Consigne: Pouvez-vous recopier telles quelles les lignes des entrées ci-dessous, depuis celle qui contient « filter-icon[interactable] (653, 56, 670, 70) » jusqu'à celle qui contient « taskbar-task-versastudio[interactable]: V VersaStudio », ces deux lignes comprises ?

• • • • • • •

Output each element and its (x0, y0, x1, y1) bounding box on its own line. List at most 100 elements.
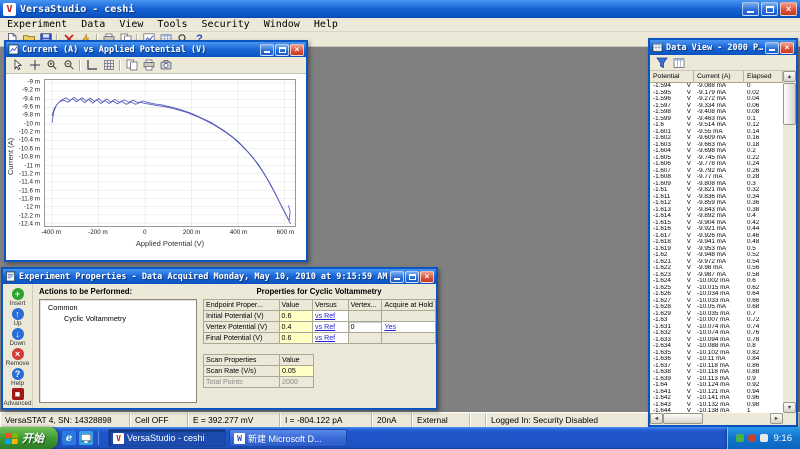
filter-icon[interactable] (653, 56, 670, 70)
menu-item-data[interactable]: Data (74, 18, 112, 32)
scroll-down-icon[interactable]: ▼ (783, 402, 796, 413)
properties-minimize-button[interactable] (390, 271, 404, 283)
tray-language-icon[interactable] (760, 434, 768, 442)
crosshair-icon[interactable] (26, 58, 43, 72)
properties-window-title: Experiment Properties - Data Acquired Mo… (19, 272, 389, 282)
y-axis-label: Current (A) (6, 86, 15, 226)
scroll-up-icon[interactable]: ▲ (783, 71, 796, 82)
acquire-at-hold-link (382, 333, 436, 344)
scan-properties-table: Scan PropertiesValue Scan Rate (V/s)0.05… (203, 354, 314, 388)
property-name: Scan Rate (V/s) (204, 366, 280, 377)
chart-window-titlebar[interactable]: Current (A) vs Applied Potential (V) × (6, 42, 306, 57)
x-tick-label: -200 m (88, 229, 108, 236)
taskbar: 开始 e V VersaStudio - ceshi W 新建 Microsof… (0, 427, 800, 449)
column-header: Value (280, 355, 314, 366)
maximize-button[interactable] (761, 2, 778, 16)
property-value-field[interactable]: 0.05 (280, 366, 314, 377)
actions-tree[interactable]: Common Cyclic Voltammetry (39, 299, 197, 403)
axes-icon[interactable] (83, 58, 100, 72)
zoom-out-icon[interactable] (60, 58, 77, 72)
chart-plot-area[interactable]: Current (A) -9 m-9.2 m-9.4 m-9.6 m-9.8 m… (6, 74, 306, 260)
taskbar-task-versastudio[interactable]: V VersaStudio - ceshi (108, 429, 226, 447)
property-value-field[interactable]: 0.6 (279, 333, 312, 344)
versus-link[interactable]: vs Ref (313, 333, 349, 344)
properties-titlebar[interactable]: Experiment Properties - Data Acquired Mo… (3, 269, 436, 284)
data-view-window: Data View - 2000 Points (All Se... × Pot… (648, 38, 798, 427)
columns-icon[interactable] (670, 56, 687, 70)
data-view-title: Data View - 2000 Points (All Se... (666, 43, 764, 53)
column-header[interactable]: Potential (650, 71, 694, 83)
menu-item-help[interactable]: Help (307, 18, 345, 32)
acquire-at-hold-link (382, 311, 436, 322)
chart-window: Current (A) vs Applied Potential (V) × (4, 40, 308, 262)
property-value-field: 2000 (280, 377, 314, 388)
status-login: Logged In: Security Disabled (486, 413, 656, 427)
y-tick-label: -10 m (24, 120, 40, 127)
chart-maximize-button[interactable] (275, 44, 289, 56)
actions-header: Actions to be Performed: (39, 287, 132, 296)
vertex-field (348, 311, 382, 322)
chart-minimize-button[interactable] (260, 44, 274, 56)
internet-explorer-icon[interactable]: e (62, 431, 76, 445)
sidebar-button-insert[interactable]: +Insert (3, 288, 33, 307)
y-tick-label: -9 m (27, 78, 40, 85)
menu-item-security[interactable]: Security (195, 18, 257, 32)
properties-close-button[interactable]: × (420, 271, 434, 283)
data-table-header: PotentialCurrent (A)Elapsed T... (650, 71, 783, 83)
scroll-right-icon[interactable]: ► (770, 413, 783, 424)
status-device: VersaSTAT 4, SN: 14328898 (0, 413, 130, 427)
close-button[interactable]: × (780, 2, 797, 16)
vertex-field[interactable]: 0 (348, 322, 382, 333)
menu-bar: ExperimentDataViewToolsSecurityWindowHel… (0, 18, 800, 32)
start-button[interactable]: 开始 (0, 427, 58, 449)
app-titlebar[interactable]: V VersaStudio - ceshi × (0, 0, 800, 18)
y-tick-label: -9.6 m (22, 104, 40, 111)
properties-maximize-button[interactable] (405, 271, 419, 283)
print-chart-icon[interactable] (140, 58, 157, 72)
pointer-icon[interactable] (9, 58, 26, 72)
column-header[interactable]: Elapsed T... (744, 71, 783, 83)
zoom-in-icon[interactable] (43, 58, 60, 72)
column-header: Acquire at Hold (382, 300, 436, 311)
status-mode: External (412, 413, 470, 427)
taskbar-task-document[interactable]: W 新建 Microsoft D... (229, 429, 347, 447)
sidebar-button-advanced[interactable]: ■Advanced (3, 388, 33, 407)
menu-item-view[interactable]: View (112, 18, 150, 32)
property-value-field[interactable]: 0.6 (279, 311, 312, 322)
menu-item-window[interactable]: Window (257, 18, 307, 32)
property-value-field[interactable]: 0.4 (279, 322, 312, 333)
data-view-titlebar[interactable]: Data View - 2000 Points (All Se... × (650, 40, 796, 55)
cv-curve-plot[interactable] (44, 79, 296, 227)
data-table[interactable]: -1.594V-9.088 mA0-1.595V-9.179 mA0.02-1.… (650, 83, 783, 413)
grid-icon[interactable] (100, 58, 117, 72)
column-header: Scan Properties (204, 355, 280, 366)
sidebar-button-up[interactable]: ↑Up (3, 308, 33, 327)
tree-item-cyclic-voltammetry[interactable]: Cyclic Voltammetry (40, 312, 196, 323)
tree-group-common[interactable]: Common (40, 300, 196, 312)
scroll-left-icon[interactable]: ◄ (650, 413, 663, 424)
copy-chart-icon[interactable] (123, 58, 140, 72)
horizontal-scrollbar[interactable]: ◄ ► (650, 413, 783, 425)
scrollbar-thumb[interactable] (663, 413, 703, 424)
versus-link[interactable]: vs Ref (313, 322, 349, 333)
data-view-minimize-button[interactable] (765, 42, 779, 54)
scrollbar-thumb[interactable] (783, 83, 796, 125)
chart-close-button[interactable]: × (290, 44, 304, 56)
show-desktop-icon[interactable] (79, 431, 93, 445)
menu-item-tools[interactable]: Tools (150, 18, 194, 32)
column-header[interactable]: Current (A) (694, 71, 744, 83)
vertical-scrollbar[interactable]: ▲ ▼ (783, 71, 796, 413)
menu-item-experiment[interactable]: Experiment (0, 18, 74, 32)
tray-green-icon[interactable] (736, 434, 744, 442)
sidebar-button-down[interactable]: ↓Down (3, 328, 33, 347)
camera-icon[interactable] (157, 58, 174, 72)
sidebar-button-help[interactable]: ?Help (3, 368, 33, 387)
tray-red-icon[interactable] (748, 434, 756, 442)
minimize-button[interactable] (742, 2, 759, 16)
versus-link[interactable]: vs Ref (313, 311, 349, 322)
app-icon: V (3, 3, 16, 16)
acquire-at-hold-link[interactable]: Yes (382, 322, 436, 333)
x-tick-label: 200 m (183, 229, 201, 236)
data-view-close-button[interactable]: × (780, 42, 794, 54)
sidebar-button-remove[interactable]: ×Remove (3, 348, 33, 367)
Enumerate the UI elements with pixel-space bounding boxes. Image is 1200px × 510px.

• • • • • • •

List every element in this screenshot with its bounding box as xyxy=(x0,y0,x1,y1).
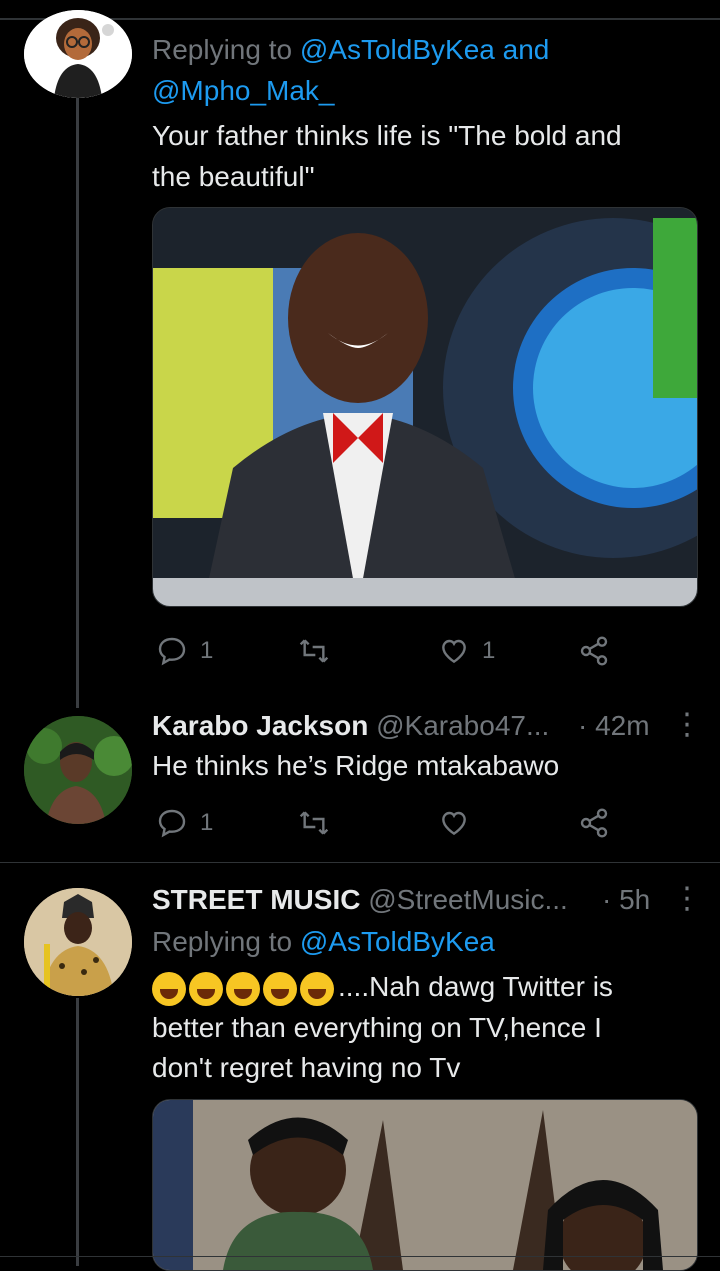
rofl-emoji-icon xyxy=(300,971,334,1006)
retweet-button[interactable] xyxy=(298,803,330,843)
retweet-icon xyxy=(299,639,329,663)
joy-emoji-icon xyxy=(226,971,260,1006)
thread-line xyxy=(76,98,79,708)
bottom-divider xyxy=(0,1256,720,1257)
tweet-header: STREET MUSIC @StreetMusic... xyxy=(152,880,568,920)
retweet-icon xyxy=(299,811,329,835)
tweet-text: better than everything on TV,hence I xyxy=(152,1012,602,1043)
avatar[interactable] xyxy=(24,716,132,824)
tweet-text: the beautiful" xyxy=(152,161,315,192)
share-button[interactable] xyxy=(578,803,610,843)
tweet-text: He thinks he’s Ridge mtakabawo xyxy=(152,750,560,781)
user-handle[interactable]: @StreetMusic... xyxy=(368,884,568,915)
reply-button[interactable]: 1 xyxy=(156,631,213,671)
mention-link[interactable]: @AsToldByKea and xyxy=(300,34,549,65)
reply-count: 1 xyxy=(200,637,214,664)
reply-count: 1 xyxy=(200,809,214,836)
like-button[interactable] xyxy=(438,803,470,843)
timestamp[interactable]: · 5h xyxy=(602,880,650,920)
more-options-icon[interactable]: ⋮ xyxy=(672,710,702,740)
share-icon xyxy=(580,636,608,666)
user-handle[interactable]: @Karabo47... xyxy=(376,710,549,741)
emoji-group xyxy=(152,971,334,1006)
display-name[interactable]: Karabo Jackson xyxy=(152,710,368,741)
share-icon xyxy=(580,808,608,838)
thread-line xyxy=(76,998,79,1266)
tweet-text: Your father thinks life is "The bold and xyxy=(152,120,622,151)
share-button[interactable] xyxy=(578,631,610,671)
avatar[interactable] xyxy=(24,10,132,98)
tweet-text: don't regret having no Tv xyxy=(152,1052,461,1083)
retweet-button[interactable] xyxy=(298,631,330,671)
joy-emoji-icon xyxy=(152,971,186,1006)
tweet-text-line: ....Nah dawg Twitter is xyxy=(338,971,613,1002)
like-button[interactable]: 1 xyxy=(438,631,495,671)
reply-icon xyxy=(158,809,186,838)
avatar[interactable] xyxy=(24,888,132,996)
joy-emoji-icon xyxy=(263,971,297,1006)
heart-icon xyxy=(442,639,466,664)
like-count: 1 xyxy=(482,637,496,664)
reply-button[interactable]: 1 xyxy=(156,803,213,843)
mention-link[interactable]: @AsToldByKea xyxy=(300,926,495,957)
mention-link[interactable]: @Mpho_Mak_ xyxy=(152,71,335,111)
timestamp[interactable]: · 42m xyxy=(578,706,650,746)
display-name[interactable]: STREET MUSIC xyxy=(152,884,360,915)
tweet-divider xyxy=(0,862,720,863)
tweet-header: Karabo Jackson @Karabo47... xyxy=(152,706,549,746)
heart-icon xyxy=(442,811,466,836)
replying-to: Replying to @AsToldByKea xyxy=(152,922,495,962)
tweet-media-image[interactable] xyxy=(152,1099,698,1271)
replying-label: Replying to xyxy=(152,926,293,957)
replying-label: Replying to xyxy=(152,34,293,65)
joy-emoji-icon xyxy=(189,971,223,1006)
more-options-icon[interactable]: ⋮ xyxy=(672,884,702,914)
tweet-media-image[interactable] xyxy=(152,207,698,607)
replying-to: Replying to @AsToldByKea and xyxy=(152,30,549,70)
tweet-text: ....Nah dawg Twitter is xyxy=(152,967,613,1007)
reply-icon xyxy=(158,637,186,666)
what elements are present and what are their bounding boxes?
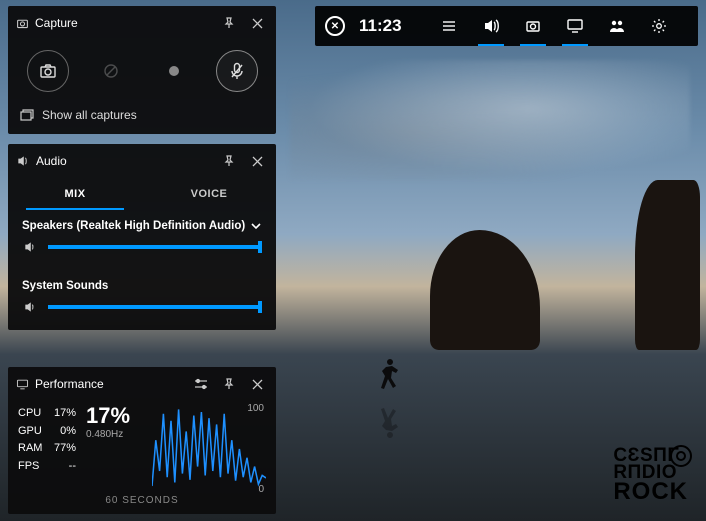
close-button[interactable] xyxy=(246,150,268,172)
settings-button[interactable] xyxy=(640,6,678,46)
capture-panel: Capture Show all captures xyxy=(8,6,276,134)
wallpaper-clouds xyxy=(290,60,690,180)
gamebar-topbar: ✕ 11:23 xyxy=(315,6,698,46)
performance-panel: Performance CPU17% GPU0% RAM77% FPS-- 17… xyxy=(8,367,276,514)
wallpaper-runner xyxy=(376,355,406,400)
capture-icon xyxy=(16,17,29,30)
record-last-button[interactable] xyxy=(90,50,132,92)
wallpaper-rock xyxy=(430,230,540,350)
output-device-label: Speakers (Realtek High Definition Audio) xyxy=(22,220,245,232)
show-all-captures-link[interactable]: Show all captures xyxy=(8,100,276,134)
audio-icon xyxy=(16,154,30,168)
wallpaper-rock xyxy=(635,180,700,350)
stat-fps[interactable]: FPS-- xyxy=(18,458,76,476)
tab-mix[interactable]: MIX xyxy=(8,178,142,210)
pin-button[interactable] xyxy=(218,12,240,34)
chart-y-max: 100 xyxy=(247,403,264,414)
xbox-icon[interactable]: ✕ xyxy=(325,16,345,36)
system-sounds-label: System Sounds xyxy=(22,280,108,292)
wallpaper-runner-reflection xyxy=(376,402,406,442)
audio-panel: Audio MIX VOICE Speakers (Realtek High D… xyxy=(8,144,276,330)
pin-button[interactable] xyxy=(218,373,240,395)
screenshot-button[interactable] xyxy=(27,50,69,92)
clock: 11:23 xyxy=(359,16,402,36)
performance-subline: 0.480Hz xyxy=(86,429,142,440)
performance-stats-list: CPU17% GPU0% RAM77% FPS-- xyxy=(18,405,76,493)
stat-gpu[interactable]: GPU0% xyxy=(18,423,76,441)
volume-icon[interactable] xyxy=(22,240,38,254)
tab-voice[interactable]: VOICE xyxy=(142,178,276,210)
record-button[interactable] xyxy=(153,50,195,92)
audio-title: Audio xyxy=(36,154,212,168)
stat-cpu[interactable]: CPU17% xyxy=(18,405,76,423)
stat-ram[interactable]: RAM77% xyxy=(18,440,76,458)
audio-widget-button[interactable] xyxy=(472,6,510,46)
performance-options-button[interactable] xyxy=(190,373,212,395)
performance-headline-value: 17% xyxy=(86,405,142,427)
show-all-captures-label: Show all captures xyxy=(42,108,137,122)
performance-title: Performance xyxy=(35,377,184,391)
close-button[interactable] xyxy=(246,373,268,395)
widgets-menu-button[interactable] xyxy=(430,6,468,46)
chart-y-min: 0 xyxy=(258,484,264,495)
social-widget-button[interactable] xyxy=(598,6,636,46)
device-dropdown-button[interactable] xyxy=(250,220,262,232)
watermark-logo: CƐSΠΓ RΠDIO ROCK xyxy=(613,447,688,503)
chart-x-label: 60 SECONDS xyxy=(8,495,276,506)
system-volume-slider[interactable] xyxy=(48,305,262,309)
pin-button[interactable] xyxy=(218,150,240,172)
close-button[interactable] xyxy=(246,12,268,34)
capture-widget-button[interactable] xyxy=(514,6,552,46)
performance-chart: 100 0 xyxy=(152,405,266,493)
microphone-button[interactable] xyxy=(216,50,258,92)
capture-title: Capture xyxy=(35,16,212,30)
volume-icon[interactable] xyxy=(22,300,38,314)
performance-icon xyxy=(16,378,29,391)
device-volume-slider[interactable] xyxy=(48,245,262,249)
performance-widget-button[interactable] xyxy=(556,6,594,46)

• • • • • • •

Solution:
filter-icon[interactable] (653, 56, 670, 70)
menu-item-data[interactable]: Data (74, 18, 112, 32)
scroll-down-icon[interactable]: ▼ (783, 402, 796, 413)
properties-minimize-button[interactable] (390, 271, 404, 283)
tray-language-icon[interactable] (760, 434, 768, 442)
crosshair-icon[interactable] (26, 58, 43, 72)
properties-window-title: Experiment Properties - Data Acquired Mo… (19, 272, 389, 282)
y-axis-label: Current (A) (6, 86, 15, 226)
scroll-up-icon[interactable]: ▲ (783, 71, 796, 82)
acquire-at-hold-link (382, 333, 436, 344)
scan-properties-table: Scan PropertiesValue Scan Rate (V/s)0.05… (203, 354, 314, 388)
property-name: Scan Rate (V/s) (204, 366, 280, 377)
chart-window-titlebar[interactable]: Current (A) vs Applied Potential (V) × (6, 42, 306, 57)
x-tick-label: -200 m (88, 229, 108, 236)
taskbar: 开始 e V VersaStudio - ceshi W 新建 Microsof… (0, 427, 800, 449)
column-header: Value (280, 355, 314, 366)
maximize-button[interactable] (761, 2, 778, 16)
property-value-field[interactable]: 0.05 (280, 366, 314, 377)
actions-tree[interactable]: Common Cyclic Voltammetry (39, 299, 197, 403)
axes-icon[interactable] (83, 58, 100, 72)
zoom-out-icon[interactable] (60, 58, 77, 72)
chart-plot-area[interactable]: Current (A) -9 m-9.2 m-9.4 m-9.6 m-9.8 m… (6, 74, 306, 260)
taskbar-task-versastudio[interactable]: V VersaStudio - ceshi (108, 429, 226, 447)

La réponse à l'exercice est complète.